**The exercise**
Rewrite the material from its first line up to and including the line with "svg-text:R1: R1 [71,133,88,148]", changing "wire" to "trace" and leaving everything else unchanged.

**Entries supplied**
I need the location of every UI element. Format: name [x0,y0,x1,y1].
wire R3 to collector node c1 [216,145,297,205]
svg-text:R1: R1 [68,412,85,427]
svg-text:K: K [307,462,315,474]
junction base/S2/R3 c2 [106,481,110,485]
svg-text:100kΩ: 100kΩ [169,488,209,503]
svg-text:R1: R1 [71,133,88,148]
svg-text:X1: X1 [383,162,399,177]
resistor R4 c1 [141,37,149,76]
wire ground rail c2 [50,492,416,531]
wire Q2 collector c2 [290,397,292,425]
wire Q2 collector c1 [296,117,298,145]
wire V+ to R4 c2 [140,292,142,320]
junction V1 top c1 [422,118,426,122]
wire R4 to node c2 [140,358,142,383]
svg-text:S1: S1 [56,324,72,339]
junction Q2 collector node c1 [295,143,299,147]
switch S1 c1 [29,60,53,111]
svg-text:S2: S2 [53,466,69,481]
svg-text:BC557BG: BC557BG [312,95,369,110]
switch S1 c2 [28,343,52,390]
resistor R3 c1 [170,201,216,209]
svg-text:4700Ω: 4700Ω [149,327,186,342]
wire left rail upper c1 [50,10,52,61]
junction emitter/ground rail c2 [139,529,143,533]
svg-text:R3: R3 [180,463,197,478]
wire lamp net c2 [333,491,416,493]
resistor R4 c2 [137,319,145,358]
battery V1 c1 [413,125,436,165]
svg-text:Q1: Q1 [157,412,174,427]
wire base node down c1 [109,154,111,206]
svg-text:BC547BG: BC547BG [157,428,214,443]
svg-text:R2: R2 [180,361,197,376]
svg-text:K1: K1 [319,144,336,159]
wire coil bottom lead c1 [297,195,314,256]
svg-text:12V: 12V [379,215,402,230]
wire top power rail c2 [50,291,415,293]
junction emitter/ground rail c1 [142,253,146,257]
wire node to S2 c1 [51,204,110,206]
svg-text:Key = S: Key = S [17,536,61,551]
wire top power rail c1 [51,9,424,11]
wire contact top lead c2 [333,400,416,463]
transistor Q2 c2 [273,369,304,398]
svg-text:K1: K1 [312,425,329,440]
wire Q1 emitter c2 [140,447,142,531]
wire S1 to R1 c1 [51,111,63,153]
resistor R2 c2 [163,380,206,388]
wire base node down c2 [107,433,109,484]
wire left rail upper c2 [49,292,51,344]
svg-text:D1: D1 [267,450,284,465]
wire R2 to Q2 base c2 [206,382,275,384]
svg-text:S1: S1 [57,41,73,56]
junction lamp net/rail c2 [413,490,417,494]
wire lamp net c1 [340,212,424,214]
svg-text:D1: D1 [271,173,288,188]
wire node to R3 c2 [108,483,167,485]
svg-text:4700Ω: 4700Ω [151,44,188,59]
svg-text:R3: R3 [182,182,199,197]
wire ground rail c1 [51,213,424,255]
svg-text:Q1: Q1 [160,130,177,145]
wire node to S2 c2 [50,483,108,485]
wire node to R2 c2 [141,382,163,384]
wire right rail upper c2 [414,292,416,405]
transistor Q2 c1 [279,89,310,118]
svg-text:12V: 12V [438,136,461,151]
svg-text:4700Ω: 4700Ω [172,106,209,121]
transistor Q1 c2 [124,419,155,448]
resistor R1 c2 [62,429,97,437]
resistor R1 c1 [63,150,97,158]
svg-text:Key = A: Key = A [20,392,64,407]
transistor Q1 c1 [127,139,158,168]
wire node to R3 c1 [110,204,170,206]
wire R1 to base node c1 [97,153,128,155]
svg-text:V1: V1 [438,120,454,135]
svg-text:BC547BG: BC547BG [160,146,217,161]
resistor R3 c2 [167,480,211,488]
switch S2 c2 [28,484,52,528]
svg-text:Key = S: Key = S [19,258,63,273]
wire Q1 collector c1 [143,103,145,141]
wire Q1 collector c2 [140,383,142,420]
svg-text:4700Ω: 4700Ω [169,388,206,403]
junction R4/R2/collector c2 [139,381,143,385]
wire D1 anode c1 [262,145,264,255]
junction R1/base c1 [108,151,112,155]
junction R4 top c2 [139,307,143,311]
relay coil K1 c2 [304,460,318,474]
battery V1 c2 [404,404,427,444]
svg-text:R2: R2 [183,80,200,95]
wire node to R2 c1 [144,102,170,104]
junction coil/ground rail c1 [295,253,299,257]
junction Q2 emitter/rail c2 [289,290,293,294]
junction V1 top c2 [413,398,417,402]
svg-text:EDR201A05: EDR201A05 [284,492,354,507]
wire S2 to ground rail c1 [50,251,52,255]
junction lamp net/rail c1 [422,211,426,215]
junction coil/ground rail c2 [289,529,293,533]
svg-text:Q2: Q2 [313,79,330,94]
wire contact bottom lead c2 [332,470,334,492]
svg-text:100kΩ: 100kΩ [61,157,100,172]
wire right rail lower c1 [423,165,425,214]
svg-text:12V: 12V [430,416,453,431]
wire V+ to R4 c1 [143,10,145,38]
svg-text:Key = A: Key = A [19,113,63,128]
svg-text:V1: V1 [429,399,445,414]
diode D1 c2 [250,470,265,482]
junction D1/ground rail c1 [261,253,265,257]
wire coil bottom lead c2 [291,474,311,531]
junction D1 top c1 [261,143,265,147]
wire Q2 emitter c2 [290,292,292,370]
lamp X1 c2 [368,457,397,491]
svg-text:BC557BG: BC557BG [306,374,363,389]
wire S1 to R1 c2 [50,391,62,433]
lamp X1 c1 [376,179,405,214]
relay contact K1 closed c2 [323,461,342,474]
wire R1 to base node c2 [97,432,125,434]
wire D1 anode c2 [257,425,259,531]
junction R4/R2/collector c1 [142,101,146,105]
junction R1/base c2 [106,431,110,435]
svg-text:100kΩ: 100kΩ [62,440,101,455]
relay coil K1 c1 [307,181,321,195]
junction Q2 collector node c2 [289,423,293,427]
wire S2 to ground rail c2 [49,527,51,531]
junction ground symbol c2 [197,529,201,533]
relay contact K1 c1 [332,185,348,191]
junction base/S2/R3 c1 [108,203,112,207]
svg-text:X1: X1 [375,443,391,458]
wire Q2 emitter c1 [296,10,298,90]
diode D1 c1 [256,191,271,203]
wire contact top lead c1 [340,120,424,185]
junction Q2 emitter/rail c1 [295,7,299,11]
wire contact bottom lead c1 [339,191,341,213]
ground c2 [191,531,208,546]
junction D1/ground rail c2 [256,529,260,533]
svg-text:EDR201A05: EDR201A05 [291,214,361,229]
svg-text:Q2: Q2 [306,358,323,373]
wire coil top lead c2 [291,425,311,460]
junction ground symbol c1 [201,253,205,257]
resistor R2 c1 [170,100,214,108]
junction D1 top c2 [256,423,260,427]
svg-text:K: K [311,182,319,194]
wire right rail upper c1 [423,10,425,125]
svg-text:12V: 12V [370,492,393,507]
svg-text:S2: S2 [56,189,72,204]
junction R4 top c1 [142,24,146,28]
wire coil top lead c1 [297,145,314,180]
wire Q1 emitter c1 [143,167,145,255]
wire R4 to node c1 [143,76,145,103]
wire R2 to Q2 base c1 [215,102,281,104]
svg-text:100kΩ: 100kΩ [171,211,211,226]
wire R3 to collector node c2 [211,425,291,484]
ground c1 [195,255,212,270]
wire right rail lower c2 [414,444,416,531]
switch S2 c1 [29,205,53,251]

**Task answer**
I need the location of every UI element. Format: name [x0,y0,x1,y1].
trace R3 to collector node c1 [216,145,297,205]
svg-text:R1: R1 [68,412,85,427]
svg-text:K: K [307,462,315,474]
junction base/S2/R3 c2 [106,481,110,485]
svg-text:100kΩ: 100kΩ [169,488,209,503]
svg-text:R1: R1 [71,133,88,148]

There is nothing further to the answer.